# Description of the task
Copy every line from the records below that holds the word "cible".

# Input material
※

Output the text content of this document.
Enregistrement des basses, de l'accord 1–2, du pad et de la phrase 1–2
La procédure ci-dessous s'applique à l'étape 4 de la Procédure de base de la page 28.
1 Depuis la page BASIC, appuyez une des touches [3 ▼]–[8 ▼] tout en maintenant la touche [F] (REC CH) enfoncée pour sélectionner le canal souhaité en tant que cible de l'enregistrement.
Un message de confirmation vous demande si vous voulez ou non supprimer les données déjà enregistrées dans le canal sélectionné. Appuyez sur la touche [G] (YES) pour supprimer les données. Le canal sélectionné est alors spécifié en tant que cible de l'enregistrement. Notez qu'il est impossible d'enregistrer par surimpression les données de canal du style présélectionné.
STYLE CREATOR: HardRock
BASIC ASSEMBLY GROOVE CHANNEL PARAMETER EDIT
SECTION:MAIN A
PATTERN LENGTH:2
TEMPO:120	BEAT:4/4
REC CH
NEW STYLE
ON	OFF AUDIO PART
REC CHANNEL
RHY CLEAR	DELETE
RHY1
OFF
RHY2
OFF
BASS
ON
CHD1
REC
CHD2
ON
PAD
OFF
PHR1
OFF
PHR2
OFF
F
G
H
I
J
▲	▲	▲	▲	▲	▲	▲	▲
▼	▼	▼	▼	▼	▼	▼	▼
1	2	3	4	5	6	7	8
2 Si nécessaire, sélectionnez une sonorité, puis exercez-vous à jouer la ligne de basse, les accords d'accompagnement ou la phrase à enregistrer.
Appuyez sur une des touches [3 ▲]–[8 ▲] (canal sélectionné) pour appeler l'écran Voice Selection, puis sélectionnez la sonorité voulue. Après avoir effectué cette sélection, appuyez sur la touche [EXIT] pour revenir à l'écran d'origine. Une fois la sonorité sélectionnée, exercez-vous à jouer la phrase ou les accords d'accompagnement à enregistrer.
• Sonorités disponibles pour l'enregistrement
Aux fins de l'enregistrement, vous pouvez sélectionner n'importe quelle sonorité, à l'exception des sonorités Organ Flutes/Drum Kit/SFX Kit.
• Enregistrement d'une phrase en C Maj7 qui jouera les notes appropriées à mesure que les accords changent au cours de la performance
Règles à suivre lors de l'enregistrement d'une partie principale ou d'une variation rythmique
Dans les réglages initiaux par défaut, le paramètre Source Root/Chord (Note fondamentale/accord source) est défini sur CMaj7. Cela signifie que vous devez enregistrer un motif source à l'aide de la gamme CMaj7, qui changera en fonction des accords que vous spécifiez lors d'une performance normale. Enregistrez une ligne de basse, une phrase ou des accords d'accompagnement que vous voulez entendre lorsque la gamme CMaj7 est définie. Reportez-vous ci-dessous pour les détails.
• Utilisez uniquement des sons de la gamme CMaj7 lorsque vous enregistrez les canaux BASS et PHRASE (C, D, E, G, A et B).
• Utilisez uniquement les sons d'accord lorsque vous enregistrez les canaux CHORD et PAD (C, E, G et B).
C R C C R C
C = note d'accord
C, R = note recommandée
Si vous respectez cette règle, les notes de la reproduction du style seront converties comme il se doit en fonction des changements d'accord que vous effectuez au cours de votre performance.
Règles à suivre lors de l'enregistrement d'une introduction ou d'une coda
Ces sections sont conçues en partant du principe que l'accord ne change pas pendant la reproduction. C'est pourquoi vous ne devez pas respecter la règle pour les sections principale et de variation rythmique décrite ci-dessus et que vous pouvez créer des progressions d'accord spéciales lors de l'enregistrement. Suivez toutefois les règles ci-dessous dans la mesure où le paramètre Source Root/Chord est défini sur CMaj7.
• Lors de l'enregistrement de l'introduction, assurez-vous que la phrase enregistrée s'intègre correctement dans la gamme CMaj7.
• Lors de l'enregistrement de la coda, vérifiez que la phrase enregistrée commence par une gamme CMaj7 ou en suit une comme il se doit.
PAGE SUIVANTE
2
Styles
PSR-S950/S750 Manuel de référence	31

※

# Completed task
1 Depuis la page BASIC, appuyez une des touches [3 ▼]–[8 ▼] tout en maintenant la touche [F] (REC CH) enfoncée pour sélectionner le canal souhaité en tant que cible de l'enregistrement.
Un message de confirmation vous demande si vous voulez ou non supprimer les données déjà enregistrées dans le canal sélectionné. Appuyez sur la touche [G] (YES) pour supprimer les données. Le canal sélectionné est alors spécifié en tant que cible de l'enregistrement. Notez qu'il est impossible d'enregistrer par surimpression les données de canal du style présélectionné.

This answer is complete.